> **Page**
Sunday, September 1, 2013

Spain’s ‘universal’ obligation to pursue Cuban dissident’s death

Spain's 'universal' obligation to pursue Cuban dissident's death
By Editorial Board, Sunday, September 1, 12:36 AM

THE MYSTERIOUS car wreck that took the life of Cuban dissident Oswaldo
Payá and his associate Harold Cepero last year occurred on an isolated
road outside Bayamo, in Cuba's eastern Granma province. Mr. Payáand Mr.
Cepero were heading to Bayamo to meet with members of the Christian
Liberation Movement in a blue 2010 Hyundai Accent, a rental car driven
by a young Spanish politician, Ángel Carromero, who was visiting Cuba to
support Mr. Payá and his movement. Mr. Carromero survived, as did Jens
Aron Modig, of Sweden's Christian Democratic Youth movement, who had
joined him on the trip to Cuba.

The official Cuban version of the accident was that Mr. Carromero was
driving too fast, lost control and hit a tree. But a detailed complaint
filed by Mr. Paya's widow, Ofelia Acevedo, and his daughter, Rosa Maria,
before the Spanish National Court earlier this month tells a different
and more ominous story.

They say that when Mr. Carromero and Mr. Modig met in Havana with Mr.
Payá and Mr. Cepero on July 20, 2012, they were monitored and followed
by Cuban security agents. They were followed again when they departed
Havana for Bayamo two days later. On the road, the Hyundai was rammed
from behind "premeditatively, deliberately and following the plan
orchestrated by the authorities," which was to kill all four of them,
the complaint says. Mr. Carromero told us in March that the vehicle that
rammed the Hyundai had government license places. Soon after the crash,
the ramming was reported to a person in Sweden by a text message sent
from Modig's cell phone.

> **Tasks and exercises**
a) Transcribe the passage of the editorial on Oswaldo Payá's death between "Cepero were heading" and "Havana with Mr.", inclusive.
b) Resume the editorial on Oswaldo Payá's death, continuing from its final sentence.

> **Data provided**
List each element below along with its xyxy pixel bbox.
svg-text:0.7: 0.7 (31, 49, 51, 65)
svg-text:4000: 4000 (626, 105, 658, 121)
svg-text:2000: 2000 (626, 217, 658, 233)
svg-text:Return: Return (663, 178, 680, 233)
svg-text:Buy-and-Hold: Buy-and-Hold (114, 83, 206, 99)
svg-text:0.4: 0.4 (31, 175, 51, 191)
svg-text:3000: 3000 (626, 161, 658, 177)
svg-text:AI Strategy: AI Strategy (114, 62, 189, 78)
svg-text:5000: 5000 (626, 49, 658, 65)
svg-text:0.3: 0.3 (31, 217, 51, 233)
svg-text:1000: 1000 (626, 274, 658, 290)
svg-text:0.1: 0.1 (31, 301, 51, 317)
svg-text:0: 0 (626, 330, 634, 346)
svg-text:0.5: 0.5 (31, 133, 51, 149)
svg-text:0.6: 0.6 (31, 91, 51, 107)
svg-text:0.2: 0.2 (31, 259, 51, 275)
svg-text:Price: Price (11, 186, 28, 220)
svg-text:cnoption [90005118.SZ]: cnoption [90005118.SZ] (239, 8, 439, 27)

> **Solved problems**
a)
Cepero were heading to Bayamo to meet with members of the Christian
Liberation Movement in a blue 2010 Hyundai Accent, a rental car driven
by a young Spanish politician, Ángel Carromero, who was visiting Cuba to
support Mr. Payá and his movement. Mr. Carromero survived, as did Jens
Aron Modig, of Sweden's Christian Democratic Youth movement, who had
joined him on the trip to Cuba.

The official Cuban version of the accident was that Mr. Carromero was
driving too fast, lost control and hit a tree. But a detailed complaint
filed by Mr. Paya's widow, Ofelia Acevedo, and his daughter, Rosa Maria,
before the Spanish National Court earlier this month tells a different
and more ominous story.

They say that when Mr. Carromero and Mr. Modig met in Havana with Mr.

b)
The ramming was not part of the Cuban official version. Mr. Carromero's
"confession" that he was at fault was coerced by the Cuban authorities,
according to the complaint. Two Cuban security agents, identified as
Col. Salinas and Col. Llanes, pressured Mr. Carromero "in a direct,
deliberate and conscious way" to falsify testimony during a subsequent
trial that was a "farce," according to the complaint. Mr. Carromero was
convicted of vehicular homicide; he later was released to serve out his
sentence in Spain. In his comments to us, Mr. Carromero recalled a
nightmarish aftermath of the crash in which he was drugged, interrogated
and forced to make a videotaped confession in which he read words
written out for him by a Cuban security agent.

The Spanish National Court, La Audiencia Nacional, is empowered to order
investigations abroad under the concept of "universal jurisdiction,"
that some crimes are so egregious they must be pursued across borders,
including genocide and crimes against humanity. Spain has an obligation
to Mr. Payá, who was a Spanish citizen; his family argues the Castro
regime has not only silenced a critic but attempted to wipe out his
movement. The Spanish court ought to order an investigation. It is
unlikely that the thugs who rammed Mr. Payá's car will be called to
account, but an investigation would show the world, and the Castro
brothers who rule Cuba, that a beacon of hope like Mr. Payá cannot be
simply extinguished in a violent car wreck on a lonely road.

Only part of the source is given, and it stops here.